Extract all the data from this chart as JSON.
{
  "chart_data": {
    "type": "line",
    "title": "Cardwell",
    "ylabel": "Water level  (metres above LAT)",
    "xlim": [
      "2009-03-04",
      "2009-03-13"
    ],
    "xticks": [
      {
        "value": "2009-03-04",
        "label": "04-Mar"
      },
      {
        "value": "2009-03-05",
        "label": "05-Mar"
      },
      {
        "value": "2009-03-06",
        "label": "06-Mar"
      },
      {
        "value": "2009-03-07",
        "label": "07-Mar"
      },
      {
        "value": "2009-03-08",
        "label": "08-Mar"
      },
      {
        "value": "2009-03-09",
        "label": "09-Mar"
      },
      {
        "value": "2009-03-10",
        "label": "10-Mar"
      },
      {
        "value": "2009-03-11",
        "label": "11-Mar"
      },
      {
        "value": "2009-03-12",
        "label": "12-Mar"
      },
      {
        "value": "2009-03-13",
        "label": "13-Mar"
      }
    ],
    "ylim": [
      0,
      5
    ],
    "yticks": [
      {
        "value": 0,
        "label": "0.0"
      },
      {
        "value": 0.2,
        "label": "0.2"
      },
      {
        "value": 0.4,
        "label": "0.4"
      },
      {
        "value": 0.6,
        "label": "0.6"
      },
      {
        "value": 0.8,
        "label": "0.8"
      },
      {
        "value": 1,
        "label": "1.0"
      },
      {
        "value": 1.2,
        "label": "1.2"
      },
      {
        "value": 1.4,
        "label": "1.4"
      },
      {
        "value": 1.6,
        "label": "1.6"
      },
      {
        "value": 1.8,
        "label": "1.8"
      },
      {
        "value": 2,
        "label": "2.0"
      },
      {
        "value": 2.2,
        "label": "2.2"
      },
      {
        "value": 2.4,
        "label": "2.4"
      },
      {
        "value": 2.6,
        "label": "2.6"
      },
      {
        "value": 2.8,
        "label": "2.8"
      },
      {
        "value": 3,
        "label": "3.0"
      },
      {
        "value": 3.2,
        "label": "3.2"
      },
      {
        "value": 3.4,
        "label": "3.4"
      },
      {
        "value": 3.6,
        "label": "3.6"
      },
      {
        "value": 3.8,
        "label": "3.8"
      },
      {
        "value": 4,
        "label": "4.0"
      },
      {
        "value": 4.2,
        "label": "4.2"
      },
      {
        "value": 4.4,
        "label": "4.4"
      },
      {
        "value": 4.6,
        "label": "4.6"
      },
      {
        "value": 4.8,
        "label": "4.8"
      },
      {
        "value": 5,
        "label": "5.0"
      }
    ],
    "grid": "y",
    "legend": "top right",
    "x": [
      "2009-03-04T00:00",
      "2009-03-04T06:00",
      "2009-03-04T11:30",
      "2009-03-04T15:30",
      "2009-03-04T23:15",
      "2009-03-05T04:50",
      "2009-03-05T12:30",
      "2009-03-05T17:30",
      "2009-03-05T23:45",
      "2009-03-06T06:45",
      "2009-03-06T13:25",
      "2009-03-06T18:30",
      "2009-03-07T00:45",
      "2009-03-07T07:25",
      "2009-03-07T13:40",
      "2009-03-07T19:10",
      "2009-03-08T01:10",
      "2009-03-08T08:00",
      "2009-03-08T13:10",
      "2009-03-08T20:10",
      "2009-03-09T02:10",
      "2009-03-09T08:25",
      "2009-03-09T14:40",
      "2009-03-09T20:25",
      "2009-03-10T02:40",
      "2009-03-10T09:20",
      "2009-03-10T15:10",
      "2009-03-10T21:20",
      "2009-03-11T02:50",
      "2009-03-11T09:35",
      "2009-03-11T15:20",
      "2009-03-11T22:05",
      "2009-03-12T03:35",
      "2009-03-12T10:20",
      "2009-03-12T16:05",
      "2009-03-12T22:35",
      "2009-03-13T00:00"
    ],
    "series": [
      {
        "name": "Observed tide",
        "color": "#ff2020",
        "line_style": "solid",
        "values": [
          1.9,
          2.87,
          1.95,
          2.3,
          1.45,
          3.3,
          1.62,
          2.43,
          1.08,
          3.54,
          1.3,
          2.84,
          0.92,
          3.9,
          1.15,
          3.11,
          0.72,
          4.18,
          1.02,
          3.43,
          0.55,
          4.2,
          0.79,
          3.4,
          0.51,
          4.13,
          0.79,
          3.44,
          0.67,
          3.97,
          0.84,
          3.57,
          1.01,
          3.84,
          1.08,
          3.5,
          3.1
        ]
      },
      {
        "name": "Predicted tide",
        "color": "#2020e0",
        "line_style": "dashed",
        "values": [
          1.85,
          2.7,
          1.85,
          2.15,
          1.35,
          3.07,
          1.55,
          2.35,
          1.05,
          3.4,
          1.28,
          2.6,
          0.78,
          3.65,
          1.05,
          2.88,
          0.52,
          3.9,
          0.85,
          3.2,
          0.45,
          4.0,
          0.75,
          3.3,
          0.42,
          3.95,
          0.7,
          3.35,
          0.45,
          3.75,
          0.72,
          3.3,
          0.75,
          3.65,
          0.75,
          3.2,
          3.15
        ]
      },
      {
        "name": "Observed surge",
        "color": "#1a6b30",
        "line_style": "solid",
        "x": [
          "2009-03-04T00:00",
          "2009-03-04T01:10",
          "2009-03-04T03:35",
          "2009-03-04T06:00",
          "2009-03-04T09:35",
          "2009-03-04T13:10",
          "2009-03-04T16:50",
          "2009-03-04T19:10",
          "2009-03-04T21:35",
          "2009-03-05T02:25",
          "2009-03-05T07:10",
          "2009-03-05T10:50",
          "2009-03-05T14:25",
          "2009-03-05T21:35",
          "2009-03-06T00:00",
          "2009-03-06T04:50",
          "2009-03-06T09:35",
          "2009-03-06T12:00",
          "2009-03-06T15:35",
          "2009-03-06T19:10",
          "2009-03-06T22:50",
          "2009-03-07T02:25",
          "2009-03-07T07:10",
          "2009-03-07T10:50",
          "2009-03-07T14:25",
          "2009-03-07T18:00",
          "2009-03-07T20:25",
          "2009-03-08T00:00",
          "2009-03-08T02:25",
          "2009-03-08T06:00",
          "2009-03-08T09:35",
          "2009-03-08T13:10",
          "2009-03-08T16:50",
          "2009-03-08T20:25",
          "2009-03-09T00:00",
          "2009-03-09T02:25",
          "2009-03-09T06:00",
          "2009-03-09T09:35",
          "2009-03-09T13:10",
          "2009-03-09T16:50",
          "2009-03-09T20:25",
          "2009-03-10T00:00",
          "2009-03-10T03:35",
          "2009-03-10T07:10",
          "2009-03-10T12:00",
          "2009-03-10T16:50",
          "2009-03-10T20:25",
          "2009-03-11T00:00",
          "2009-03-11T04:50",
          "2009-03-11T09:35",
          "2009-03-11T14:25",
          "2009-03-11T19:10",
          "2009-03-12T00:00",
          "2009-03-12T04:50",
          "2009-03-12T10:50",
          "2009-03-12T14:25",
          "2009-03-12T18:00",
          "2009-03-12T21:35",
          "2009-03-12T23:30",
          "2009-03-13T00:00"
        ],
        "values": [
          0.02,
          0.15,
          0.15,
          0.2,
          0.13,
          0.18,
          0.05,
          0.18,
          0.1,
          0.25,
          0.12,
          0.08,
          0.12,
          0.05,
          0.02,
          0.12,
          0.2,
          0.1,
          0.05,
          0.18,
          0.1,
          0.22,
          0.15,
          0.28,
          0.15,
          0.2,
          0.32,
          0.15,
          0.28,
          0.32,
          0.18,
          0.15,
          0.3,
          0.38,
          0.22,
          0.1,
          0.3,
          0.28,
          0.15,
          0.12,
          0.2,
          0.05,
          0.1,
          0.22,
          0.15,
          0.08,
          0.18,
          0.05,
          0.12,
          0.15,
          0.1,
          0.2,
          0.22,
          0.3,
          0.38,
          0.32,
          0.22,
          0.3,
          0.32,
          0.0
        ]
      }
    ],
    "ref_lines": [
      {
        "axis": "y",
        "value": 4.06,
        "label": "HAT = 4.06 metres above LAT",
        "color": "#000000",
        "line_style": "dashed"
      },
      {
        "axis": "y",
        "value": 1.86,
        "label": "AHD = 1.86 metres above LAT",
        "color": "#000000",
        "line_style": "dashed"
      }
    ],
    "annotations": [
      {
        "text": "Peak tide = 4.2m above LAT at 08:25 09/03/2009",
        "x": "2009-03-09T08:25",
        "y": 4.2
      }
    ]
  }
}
_ _ _
Only lines with the string "metres" belong in your answer; copy each one.

    "ylabel": "Water level  (metres above LAT)",
        "label": "HAT = 4.06 metres above LAT",
        "label": "AHD = 1.86 metres above LAT",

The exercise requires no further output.